• [PROBLEM TO SOLVE]: Every entry below must be repeated exactly; skip the pictures.

• [SOURCE MATERIAL]:
┄┄┄┄┄┄┄┄┄┄┄┄┄┄┄┄┄┄┄┄

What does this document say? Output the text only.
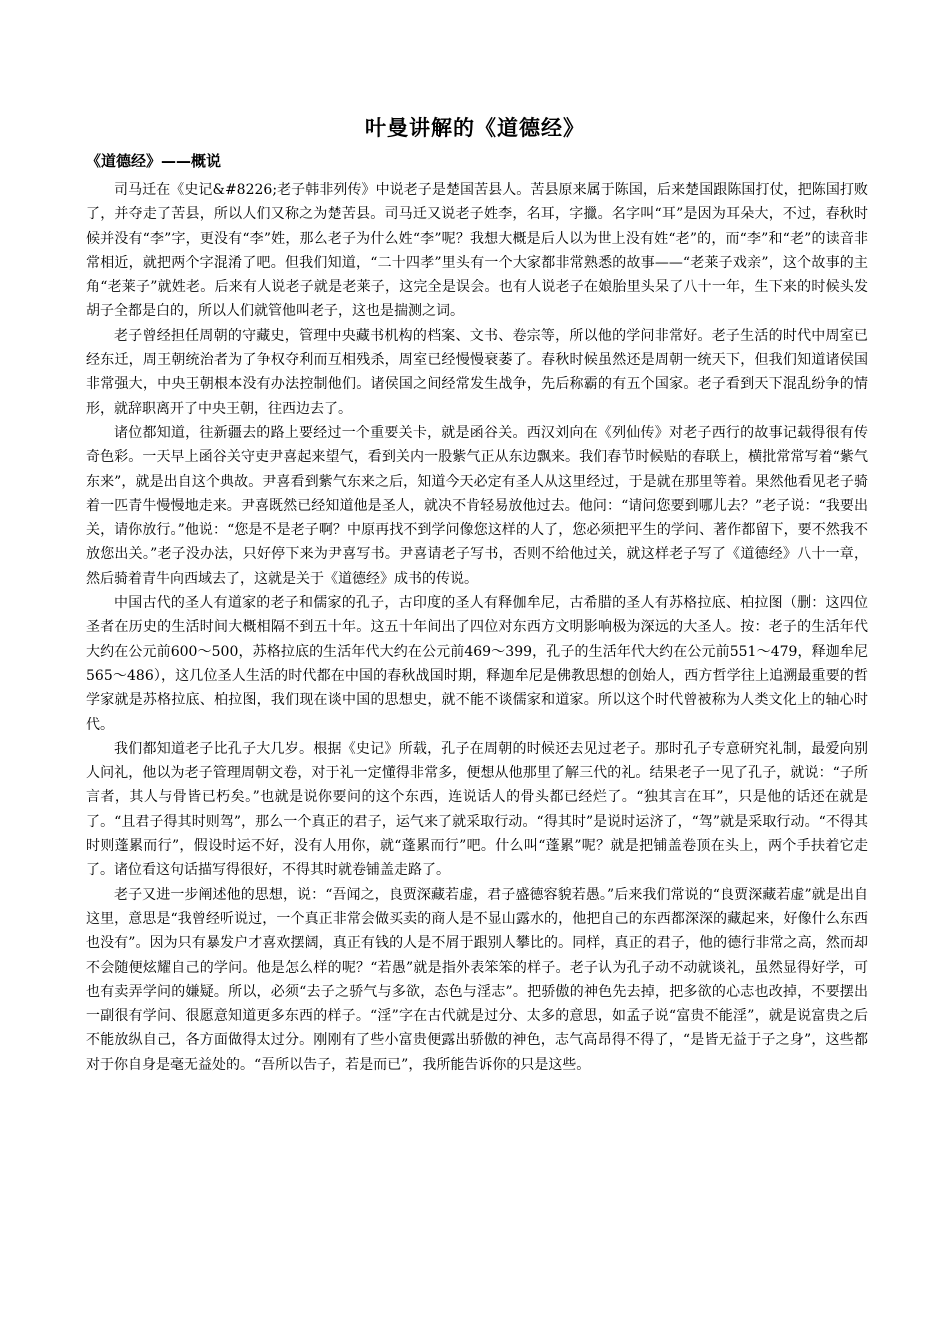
叶曼讲解的《道德经》
《道德经》——概说

司马迁在《史记&#8226;老子韩非列传》中说老子是楚国苦县人。苦县原来属于陈国，后来楚国跟陈国打仗，把陈国打败了，并夺走了苦县，所以人们又称之为楚苦县。司马迁又说老子姓李，名耳，字擸。名字叫“耳”是因为耳朵大，不过，春秋时候并没有“李”字，更没有“李”姓，那么老子为什么姓“李”呢？我想大概是后人以为世上没有姓“老”的，而“李”和“老”的读音非常相近，就把两个字混淆了吧。但我们知道，“二十四孝”里头有一个大家都非常熟悉的故事——“老莱子戏亲”，这个故事的主角“老莱子”就姓老。后来有人说老子就是老莱子，这完全是误会。也有人说老子在娘胎里头呆了八十一年，生下来的时候头发胡子全都是白的，所以人们就管他叫老子，这也是揣测之词。

老子曾经担任周朝的守藏史，管理中央藏书机构的档案、文书、卷宗等，所以他的学问非常好。老子生活的时代中周室已经东迁，周王朝统治者为了争权夺利而互相残杀，周室已经慢慢衰萎了。春秋时候虽然还是周朝一统天下，但我们知道诸侯国非常强大，中央王朝根本没有办法控制他们。诸侯国之间经常发生战争，先后称霸的有五个国家。老子看到天下混乱纷争的情形，就辞职离开了中央王朝，往西边去了。

诸位都知道，往新疆去的路上要经过一个重要关卡，就是函谷关。西汉刘向在《列仙传》对老子西行的故事记载得很有传奇色彩。一天早上函谷关守吏尹喜起来望气，看到关内一股紫气正从东边飘来。我们春节时候贴的春联上，横批常常写着“紫气东来”，就是出自这个典故。尹喜看到紫气东来之后，知道今天必定有圣人从这里经过，于是就在那里等着。果然他看见老子骑着一匹青牛慢慢地走来。尹喜既然已经知道他是圣人，就决不肯轻易放他过去。他问：“请问您要到哪儿去？”老子说：“我要出关，请你放行。”他说：“您是不是老子啊？中原再找不到学问像您这样的人了，您必须把平生的学问、著作都留下，要不然我不放您出关。”老子没办法，只好停下来为尹喜写书。尹喜请老子写书，否则不给他过关，就这样老子写了《道德经》八十一章，然后骑着青牛向西域去了，这就是关于《道德经》成书的传说。

中国古代的圣人有道家的老子和儒家的孔子，古印度的圣人有释伽牟尼，古希腊的圣人有苏格拉底、柏拉图（删：这四位圣者在历史的生活时间大概相隔不到五十年。这五十年间出了四位对东西方文明影响极为深远的大圣人。按：老子的生活年代大约在公元前600～500，苏格拉底的生活年代大约在公元前469～399，孔子的生活年代大约在公元前551～479，释迦牟尼565～486），这几位圣人生活的时代都在中国的春秋战国时期，释迦牟尼是佛教思想的创始人，西方哲学往上追溯最重要的哲学家就是苏格拉底、柏拉图，我们现在谈中国的思想史，就不能不谈儒家和道家。所以这个时代曾被称为人类文化上的轴心时代。

我们都知道老子比孔子大几岁。根据《史记》所载，孔子在周朝的时候还去见过老子。那时孔子专意研究礼制，最爱向别人问礼，他以为老子管理周朝文卷，对于礼一定懂得非常多，便想从他那里了解三代的礼。结果老子一见了孔子，就说：“子所言者，其人与骨皆已朽矣。”也就是说你要问的这个东西，连说话人的骨头都已经烂了。“独其言在耳”，只是他的话还在就是了。“且君子得其时则驾”，那么一个真正的君子，运气来了就采取行动。“得其时”是说时运济了，“驾”就是采取行动。“不得其时则蓬累而行”，假设时运不好，没有人用你，就“蓬累而行”吧。什么叫“蓬累”呢？就是把铺盖卷顶在头上，两个手扶着它走了。诸位看这句话描写得很好，不得其时就卷铺盖走路了。

老子又进一步阐述他的思想，说：“吾闻之，良贾深藏若虚，君子盛德容貌若愚。”后来我们常说的“良贾深藏若虚”就是出自这里，意思是“我曾经听说过，一个真正非常会做买卖的商人是不显山露水的，他把自己的东西都深深的藏起来，好像什么东西也没有”。因为只有暴发户才喜欢摆阔，真正有钱的人是不屑于跟别人攀比的。同样，真正的君子，他的德行非常之高，然而却不会随便炫耀自己的学问。他是怎么样的呢？“若愚”就是指外表笨笨的样子。老子认为孔子动不动就谈礼，虽然显得好学，可也有卖弄学问的嫌疑。所以，必须“去子之骄气与多欲，态色与淫志”。把骄傲的神色先去掉，把多欲的心志也改掉，不要摆出一副很有学问、很愿意知道更多东西的样子。“淫”字在古代就是过分、太多的意思，如孟子说“富贵不能淫”，就是说富贵之后不能放纵自己，各方面做得太过分。刚刚有了些小富贵便露出骄傲的神色，志气高昂得不得了，“是皆无益于子之身”，这些都对于你自身是毫无益处的。“吾所以告子，若是而已”，我所能告诉你的只是这些。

┄┄┄┄┄┄┄┄┄┄┄┄┄┄┄┄┄┄┄┄

• [RESPONSE FOR THIS EXERCISE]:
What does this document say? Output the text only.
叶曼讲解的《道德经》
《道德经》——概说

司马迁在《史记&#8226;老子韩非列传》中说老子是楚国苦县人。苦县原来属于陈国，后来楚国跟陈国打仗，把陈国打败了，并夺走了苦县，所以人们又称之为楚苦县。司马迁又说老子姓李，名耳，字擸。名字叫“耳”是因为耳朵大，不过，春秋时候并没有“李”字，更没有“李”姓，那么老子为什么姓“李”呢？我想大概是后人以为世上没有姓“老”的，而“李”和“老”的读音非常相近，就把两个字混淆了吧。但我们知道，“二十四孝”里头有一个大家都非常熟悉的故事——“老莱子戏亲”，这个故事的主角“老莱子”就姓老。后来有人说老子就是老莱子，这完全是误会。也有人说老子在娘胎里头呆了八十一年，生下来的时候头发胡子全都是白的，所以人们就管他叫老子，这也是揣测之词。

老子曾经担任周朝的守藏史，管理中央藏书机构的档案、文书、卷宗等，所以他的学问非常好。老子生活的时代中周室已经东迁，周王朝统治者为了争权夺利而互相残杀，周室已经慢慢衰萎了。春秋时候虽然还是周朝一统天下，但我们知道诸侯国非常强大，中央王朝根本没有办法控制他们。诸侯国之间经常发生战争，先后称霸的有五个国家。老子看到天下混乱纷争的情形，就辞职离开了中央王朝，往西边去了。

诸位都知道，往新疆去的路上要经过一个重要关卡，就是函谷关。西汉刘向在《列仙传》对老子西行的故事记载得很有传奇色彩。一天早上函谷关守吏尹喜起来望气，看到关内一股紫气正从东边飘来。我们春节时候贴的春联上，横批常常写着“紫气东来”，就是出自这个典故。尹喜看到紫气东来之后，知道今天必定有圣人从这里经过，于是就在那里等着。果然他看见老子骑着一匹青牛慢慢地走来。尹喜既然已经知道他是圣人，就决不肯轻易放他过去。他问：“请问您要到哪儿去？”老子说：“我要出关，请你放行。”他说：“您是不是老子啊？中原再找不到学问像您这样的人了，您必须把平生的学问、著作都留下，要不然我不放您出关。”老子没办法，只好停下来为尹喜写书。尹喜请老子写书，否则不给他过关，就这样老子写了《道德经》八十一章，然后骑着青牛向西域去了，这就是关于《道德经》成书的传说。

中国古代的圣人有道家的老子和儒家的孔子，古印度的圣人有释伽牟尼，古希腊的圣人有苏格拉底、柏拉图（删：这四位圣者在历史的生活时间大概相隔不到五十年。这五十年间出了四位对东西方文明影响极为深远的大圣人。按：老子的生活年代大约在公元前600～500，苏格拉底的生活年代大约在公元前469～399，孔子的生活年代大约在公元前551～479，释迦牟尼565～486），这几位圣人生活的时代都在中国的春秋战国时期，释迦牟尼是佛教思想的创始人，西方哲学往上追溯最重要的哲学家就是苏格拉底、柏拉图，我们现在谈中国的思想史，就不能不谈儒家和道家。所以这个时代曾被称为人类文化上的轴心时代。

我们都知道老子比孔子大几岁。根据《史记》所载，孔子在周朝的时候还去见过老子。那时孔子专意研究礼制，最爱向别人问礼，他以为老子管理周朝文卷，对于礼一定懂得非常多，便想从他那里了解三代的礼。结果老子一见了孔子，就说：“子所言者，其人与骨皆已朽矣。”也就是说你要问的这个东西，连说话人的骨头都已经烂了。“独其言在耳”，只是他的话还在就是了。“且君子得其时则驾”，那么一个真正的君子，运气来了就采取行动。“得其时”是说时运济了，“驾”就是采取行动。“不得其时则蓬累而行”，假设时运不好，没有人用你，就“蓬累而行”吧。什么叫“蓬累”呢？就是把铺盖卷顶在头上，两个手扶着它走了。诸位看这句话描写得很好，不得其时就卷铺盖走路了。

老子又进一步阐述他的思想，说：“吾闻之，良贾深藏若虚，君子盛德容貌若愚。”后来我们常说的“良贾深藏若虚”就是出自这里，意思是“我曾经听说过，一个真正非常会做买卖的商人是不显山露水的，他把自己的东西都深深的藏起来，好像什么东西也没有”。因为只有暴发户才喜欢摆阔，真正有钱的人是不屑于跟别人攀比的。同样，真正的君子，他的德行非常之高，然而却不会随便炫耀自己的学问。他是怎么样的呢？“若愚”就是指外表笨笨的样子。老子认为孔子动不动就谈礼，虽然显得好学，可也有卖弄学问的嫌疑。所以，必须“去子之骄气与多欲，态色与淫志”。把骄傲的神色先去掉，把多欲的心志也改掉，不要摆出一副很有学问、很愿意知道更多东西的样子。“淫”字在古代就是过分、太多的意思，如孟子说“富贵不能淫”，就是说富贵之后不能放纵自己，各方面做得太过分。刚刚有了些小富贵便露出骄傲的神色，志气高昂得不得了，“是皆无益于子之身”，这些都对于你自身是毫无益处的。“吾所以告子，若是而已”，我所能告诉你的只是这些。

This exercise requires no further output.